Reproduce the records below exactly as given.

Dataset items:
• • •

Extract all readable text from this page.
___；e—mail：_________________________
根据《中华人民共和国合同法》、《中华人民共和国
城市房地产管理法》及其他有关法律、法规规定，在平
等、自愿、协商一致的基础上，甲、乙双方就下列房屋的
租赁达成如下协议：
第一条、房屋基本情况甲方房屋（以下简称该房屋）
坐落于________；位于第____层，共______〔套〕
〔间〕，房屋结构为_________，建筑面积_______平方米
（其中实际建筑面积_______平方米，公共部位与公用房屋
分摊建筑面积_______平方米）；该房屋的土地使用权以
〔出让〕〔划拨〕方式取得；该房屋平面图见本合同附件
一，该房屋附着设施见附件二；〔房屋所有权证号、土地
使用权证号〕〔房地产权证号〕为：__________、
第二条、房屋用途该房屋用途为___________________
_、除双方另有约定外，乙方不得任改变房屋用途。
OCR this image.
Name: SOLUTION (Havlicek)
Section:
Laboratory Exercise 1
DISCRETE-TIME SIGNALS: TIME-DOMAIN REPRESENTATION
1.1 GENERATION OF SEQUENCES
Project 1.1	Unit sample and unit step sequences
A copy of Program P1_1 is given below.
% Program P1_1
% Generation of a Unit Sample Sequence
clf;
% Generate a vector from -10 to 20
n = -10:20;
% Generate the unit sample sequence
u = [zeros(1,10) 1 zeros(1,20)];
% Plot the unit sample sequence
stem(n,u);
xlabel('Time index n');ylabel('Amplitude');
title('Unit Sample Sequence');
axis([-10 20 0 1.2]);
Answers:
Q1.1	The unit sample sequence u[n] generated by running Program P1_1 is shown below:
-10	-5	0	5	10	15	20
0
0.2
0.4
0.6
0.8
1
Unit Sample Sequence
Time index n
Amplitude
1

• • •

§ **Complete output**
Extract all readable text from this page.
___；e—mail：_________________________
根据《中华人民共和国合同法》、《中华人民共和国
城市房地产管理法》及其他有关法律、法规规定，在平
等、自愿、协商一致的基础上，甲、乙双方就下列房屋的
租赁达成如下协议：
第一条、房屋基本情况甲方房屋（以下简称该房屋）
坐落于________；位于第____层，共______〔套〕
〔间〕，房屋结构为_________，建筑面积_______平方米
（其中实际建筑面积_______平方米，公共部位与公用房屋
分摊建筑面积_______平方米）；该房屋的土地使用权以
〔出让〕〔划拨〕方式取得；该房屋平面图见本合同附件
一，该房屋附着设施见附件二；〔房屋所有权证号、土地
使用权证号〕〔房地产权证号〕为：__________、
第二条、房屋用途该房屋用途为___________________
_、除双方另有约定外，乙方不得任改变房屋用途。
OCR this image.
Name: SOLUTION (Havlicek)
Section:
Laboratory Exercise 1
DISCRETE-TIME SIGNALS: TIME-DOMAIN REPRESENTATION
1.1 GENERATION OF SEQUENCES
Project 1.1	Unit sample and unit step sequences
A copy of Program P1_1 is given below.
% Program P1_1
% Generation of a Unit Sample Sequence
clf;
% Generate a vector from -10 to 20
n = -10:20;
% Generate the unit sample sequence
u = [zeros(1,10) 1 zeros(1,20)];
% Plot the unit sample sequence
stem(n,u);
xlabel('Time index n');ylabel('Amplitude');
title('Unit Sample Sequence');
axis([-10 20 0 1.2]);
Answers:
Q1.1	The unit sample sequence u[n] generated by running Program P1_1 is shown below:
-10	-5	0	5	10	15	20
0
0.2
0.4
0.6
0.8
1
Unit Sample Sequence
Time index n
Amplitude
1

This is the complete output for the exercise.